-- THE REQUEST --
Please copy the records below word for word, keeping every line in its original order.

..............................

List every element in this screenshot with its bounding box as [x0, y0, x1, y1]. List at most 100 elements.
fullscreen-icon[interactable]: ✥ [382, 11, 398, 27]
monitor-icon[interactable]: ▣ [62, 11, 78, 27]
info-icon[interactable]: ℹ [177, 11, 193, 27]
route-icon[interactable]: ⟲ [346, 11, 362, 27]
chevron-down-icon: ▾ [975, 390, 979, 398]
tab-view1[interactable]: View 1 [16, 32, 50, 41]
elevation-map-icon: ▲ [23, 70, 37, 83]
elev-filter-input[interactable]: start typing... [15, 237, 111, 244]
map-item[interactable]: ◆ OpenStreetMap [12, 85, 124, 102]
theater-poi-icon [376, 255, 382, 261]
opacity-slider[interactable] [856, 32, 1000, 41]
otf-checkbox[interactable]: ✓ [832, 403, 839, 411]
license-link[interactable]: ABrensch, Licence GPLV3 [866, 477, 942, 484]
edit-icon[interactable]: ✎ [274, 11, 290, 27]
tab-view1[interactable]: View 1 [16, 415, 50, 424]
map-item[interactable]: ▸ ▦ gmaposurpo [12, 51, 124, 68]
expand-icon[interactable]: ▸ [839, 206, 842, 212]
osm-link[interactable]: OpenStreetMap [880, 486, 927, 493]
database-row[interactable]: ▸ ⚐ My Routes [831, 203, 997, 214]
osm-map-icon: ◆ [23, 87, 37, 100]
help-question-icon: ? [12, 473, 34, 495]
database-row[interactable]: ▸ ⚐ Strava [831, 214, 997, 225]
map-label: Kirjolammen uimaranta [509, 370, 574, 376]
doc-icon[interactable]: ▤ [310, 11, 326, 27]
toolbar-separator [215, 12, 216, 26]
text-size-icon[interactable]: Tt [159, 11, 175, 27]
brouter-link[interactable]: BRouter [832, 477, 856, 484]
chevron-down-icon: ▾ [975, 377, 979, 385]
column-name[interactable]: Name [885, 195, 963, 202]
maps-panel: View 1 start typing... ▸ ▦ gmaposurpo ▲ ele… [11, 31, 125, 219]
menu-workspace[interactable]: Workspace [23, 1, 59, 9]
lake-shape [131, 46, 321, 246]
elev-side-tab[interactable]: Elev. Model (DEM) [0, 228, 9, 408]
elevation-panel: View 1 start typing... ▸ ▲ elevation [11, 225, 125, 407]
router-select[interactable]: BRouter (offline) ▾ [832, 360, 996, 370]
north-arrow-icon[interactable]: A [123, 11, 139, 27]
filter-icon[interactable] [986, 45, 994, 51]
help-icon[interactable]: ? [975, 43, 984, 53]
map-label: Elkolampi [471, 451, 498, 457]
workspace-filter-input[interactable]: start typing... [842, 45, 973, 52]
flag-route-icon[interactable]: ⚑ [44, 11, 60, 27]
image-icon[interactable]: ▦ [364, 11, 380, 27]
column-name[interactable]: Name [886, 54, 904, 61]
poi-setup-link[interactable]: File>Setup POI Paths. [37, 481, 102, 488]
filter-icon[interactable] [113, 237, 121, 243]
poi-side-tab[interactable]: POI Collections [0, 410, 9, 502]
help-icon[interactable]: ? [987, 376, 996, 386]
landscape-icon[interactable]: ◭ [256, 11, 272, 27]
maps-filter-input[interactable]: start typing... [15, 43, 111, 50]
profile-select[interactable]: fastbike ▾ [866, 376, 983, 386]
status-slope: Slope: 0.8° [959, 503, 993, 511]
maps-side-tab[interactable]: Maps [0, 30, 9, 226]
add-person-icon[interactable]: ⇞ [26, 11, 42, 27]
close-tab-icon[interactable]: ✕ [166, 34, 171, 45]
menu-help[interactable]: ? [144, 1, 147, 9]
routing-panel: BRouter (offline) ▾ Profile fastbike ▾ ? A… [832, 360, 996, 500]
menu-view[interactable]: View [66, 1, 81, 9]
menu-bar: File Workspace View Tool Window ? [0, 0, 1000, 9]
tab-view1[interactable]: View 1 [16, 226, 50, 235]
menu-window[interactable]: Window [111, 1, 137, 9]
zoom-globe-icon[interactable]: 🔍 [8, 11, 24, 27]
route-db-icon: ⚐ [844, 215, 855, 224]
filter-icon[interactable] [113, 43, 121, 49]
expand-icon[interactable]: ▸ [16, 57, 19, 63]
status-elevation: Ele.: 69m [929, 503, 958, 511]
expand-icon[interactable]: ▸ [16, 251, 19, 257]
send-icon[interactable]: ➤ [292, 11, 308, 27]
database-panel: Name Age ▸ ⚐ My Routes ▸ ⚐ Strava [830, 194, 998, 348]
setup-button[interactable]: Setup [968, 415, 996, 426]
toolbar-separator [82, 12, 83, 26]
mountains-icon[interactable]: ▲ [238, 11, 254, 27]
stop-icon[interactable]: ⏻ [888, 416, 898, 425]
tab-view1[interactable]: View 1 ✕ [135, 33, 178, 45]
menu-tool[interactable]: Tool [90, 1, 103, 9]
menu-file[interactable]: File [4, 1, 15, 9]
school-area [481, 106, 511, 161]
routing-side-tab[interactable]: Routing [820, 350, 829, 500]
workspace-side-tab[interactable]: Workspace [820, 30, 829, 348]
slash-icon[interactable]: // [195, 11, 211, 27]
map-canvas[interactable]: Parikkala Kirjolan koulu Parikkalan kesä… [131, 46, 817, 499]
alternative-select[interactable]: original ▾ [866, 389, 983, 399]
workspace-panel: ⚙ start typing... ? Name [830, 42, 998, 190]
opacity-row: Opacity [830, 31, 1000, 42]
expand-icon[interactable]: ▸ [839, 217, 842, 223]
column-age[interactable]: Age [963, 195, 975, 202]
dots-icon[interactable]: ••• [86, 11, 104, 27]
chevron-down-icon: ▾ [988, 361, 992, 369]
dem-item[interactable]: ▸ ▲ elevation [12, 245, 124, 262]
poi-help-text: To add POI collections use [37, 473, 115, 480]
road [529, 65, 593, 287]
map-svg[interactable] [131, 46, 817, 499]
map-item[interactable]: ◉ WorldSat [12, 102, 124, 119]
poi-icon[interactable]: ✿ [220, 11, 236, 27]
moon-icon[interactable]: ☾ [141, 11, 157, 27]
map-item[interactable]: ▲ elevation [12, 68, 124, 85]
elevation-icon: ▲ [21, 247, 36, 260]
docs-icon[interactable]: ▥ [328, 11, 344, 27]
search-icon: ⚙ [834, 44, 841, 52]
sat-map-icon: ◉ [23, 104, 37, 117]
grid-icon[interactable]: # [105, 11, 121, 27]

..............................

-- FINAL RESULT --
List every element in this screenshot with its bounding box as [x0, y0, x1, y1]. List at most 100 elements.
fullscreen-icon[interactable]: ✥ [382, 11, 398, 27]
monitor-icon[interactable]: ▣ [62, 11, 78, 27]
info-icon[interactable]: ℹ [177, 11, 193, 27]
route-icon[interactable]: ⟲ [346, 11, 362, 27]
chevron-down-icon: ▾ [975, 390, 979, 398]
tab-view1[interactable]: View 1 [16, 32, 50, 41]
elevation-map-icon: ▲ [23, 70, 37, 83]
elev-filter-input[interactable]: start typing... [15, 237, 111, 244]
map-item[interactable]: ◆ OpenStreetMap [12, 85, 124, 102]
theater-poi-icon [376, 255, 382, 261]
opacity-slider[interactable] [856, 32, 1000, 41]
otf-checkbox[interactable]: ✓ [832, 403, 839, 411]
license-link[interactable]: ABrensch, Licence GPLV3 [866, 477, 942, 484]
edit-icon[interactable]: ✎ [274, 11, 290, 27]
tab-view1[interactable]: View 1 [16, 415, 50, 424]
map-item[interactable]: ▸ ▦ gmaposurpo [12, 51, 124, 68]
expand-icon[interactable]: ▸ [839, 206, 842, 212]
osm-link[interactable]: OpenStreetMap [880, 486, 927, 493]
database-row[interactable]: ▸ ⚐ My Routes [831, 203, 997, 214]
osm-map-icon: ◆ [23, 87, 37, 100]
help-question-icon: ? [12, 473, 34, 495]
database-row[interactable]: ▸ ⚐ Strava [831, 214, 997, 225]
map-label: Kirjolammen uimaranta [509, 370, 574, 376]
doc-icon[interactable]: ▤ [310, 11, 326, 27]
toolbar-separator [215, 12, 216, 26]
text-size-icon[interactable]: Tt [159, 11, 175, 27]
brouter-link[interactable]: BRouter [832, 477, 856, 484]
chevron-down-icon: ▾ [975, 377, 979, 385]
column-name[interactable]: Name [885, 195, 963, 202]
maps-panel: View 1 start typing... ▸ ▦ gmaposurpo ▲ ele… [11, 31, 125, 219]
menu-workspace[interactable]: Workspace [23, 1, 59, 9]
lake-shape [131, 46, 321, 246]
elev-side-tab[interactable]: Elev. Model (DEM) [0, 228, 9, 408]
elevation-panel: View 1 start typing... ▸ ▲ elevation [11, 225, 125, 407]
router-select[interactable]: BRouter (offline) ▾ [832, 360, 996, 370]
north-arrow-icon[interactable]: A [123, 11, 139, 27]
filter-icon[interactable] [986, 45, 994, 51]
help-icon[interactable]: ? [975, 43, 984, 53]
map-label: Elkolampi [471, 451, 498, 457]
workspace-filter-input[interactable]: start typing... [842, 45, 973, 52]
flag-route-icon[interactable]: ⚑ [44, 11, 60, 27]
image-icon[interactable]: ▦ [364, 11, 380, 27]
column-name[interactable]: Name [886, 54, 904, 61]
poi-setup-link[interactable]: File>Setup POI Paths. [37, 481, 102, 488]
filter-icon[interactable] [113, 237, 121, 243]
poi-side-tab[interactable]: POI Collections [0, 410, 9, 502]
help-icon[interactable]: ? [987, 376, 996, 386]
landscape-icon[interactable]: ◭ [256, 11, 272, 27]
maps-filter-input[interactable]: start typing... [15, 43, 111, 50]
profile-select[interactable]: fastbike ▾ [866, 376, 983, 386]
status-slope: Slope: 0.8° [959, 503, 993, 511]
maps-side-tab[interactable]: Maps [0, 30, 9, 226]
add-person-icon[interactable]: ⇞ [26, 11, 42, 27]
close-tab-icon[interactable]: ✕ [166, 34, 171, 45]
menu-help[interactable]: ? [144, 1, 147, 9]
routing-panel: BRouter (offline) ▾ Profile fastbike ▾ ? A… [832, 360, 996, 500]
menu-view[interactable]: View [66, 1, 81, 9]
menu-bar: File Workspace View Tool Window ? [0, 0, 1000, 9]
tab-view1[interactable]: View 1 [16, 226, 50, 235]
menu-window[interactable]: Window [111, 1, 137, 9]
zoom-globe-icon[interactable]: 🔍 [8, 11, 24, 27]
route-db-icon: ⚐ [844, 215, 855, 224]
filter-icon[interactable] [113, 43, 121, 49]
expand-icon[interactable]: ▸ [16, 57, 19, 63]
status-elevation: Ele.: 69m [929, 503, 958, 511]
expand-icon[interactable]: ▸ [16, 251, 19, 257]
send-icon[interactable]: ➤ [292, 11, 308, 27]
database-panel: Name Age ▸ ⚐ My Routes ▸ ⚐ Strava [830, 194, 998, 348]
setup-button[interactable]: Setup [968, 415, 996, 426]
toolbar-separator [82, 12, 83, 26]
mountains-icon[interactable]: ▲ [238, 11, 254, 27]
stop-icon[interactable]: ⏻ [888, 416, 898, 425]
tab-view1[interactable]: View 1 ✕ [135, 33, 178, 45]
menu-tool[interactable]: Tool [90, 1, 103, 9]
menu-file[interactable]: File [4, 1, 15, 9]
school-area [481, 106, 511, 161]
routing-side-tab[interactable]: Routing [820, 350, 829, 500]
workspace-side-tab[interactable]: Workspace [820, 30, 829, 348]
slash-icon[interactable]: // [195, 11, 211, 27]
map-canvas[interactable]: Parikkala Kirjolan koulu Parikkalan kesä… [131, 46, 817, 499]
alternative-select[interactable]: original ▾ [866, 389, 983, 399]
workspace-panel: ⚙ start typing... ? Name [830, 42, 998, 190]
opacity-row: Opacity [830, 31, 1000, 42]
expand-icon[interactable]: ▸ [839, 217, 842, 223]
column-age[interactable]: Age [963, 195, 975, 202]
dots-icon[interactable]: ••• [86, 11, 104, 27]
chevron-down-icon: ▾ [988, 361, 992, 369]
dem-item[interactable]: ▸ ▲ elevation [12, 245, 124, 262]
poi-help-text: To add POI collections use [37, 473, 115, 480]
road [529, 65, 593, 287]
map-svg[interactable] [131, 46, 817, 499]
map-item[interactable]: ◉ WorldSat [12, 102, 124, 119]
poi-icon[interactable]: ✿ [220, 11, 236, 27]
moon-icon[interactable]: ☾ [141, 11, 157, 27]
map-item[interactable]: ▲ elevation [12, 68, 124, 85]
elevation-icon: ▲ [21, 247, 36, 260]
docs-icon[interactable]: ▥ [328, 11, 344, 27]
search-icon: ⚙ [834, 44, 841, 52]
sat-map-icon: ◉ [23, 104, 37, 117]
grid-icon[interactable]: # [105, 11, 121, 27]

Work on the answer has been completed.